- [What the exercise asks]: Read the listing below and copy out every line that holds "横无际涯".

- [Data supplied]:
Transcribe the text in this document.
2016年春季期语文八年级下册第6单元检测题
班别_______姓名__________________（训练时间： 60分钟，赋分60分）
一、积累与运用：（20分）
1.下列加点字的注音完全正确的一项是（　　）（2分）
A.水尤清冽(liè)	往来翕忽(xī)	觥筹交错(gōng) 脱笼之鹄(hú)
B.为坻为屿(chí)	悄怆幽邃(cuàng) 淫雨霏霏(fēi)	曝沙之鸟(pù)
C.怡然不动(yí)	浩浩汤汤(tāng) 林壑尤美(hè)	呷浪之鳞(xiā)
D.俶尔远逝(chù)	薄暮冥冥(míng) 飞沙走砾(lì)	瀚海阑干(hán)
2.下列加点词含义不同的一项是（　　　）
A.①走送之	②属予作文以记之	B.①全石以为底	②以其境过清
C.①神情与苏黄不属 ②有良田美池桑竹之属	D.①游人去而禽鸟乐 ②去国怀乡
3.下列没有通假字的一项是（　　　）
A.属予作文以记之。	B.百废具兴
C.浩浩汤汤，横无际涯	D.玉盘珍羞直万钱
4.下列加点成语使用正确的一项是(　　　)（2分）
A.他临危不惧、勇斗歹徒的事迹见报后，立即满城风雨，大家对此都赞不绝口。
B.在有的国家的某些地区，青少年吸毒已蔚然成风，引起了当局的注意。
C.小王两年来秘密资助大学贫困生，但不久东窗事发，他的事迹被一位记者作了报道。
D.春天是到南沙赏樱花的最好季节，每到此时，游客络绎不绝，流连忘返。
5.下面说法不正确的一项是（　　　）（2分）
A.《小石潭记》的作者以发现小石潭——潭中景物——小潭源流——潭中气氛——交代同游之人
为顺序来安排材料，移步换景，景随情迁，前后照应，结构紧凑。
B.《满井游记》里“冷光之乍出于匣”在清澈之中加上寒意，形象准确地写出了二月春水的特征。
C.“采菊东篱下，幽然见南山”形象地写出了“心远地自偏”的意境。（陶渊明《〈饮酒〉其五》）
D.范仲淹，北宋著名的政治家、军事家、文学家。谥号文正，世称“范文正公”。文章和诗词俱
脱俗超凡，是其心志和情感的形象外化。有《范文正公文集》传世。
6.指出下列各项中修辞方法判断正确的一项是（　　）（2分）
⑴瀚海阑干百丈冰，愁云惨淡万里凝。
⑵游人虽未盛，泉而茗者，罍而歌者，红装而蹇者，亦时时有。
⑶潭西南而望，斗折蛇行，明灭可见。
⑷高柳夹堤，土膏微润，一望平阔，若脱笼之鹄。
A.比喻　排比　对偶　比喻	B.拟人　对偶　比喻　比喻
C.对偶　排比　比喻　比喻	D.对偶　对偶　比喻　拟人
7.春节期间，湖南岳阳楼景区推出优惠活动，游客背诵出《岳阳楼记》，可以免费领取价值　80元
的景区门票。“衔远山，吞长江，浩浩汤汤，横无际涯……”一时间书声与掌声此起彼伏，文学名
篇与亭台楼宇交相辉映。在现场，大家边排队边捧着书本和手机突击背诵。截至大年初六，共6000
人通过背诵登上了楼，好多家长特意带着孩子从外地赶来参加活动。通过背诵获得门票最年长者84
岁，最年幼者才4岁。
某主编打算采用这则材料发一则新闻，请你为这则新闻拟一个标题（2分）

- [Full solution]:
C.浩浩汤汤，横无际涯	D.玉盘珍羞直万钱
的景区门票。“衔远山，吞长江，浩浩汤汤，横无际涯……”一时间书声与掌声此起彼伏，文学名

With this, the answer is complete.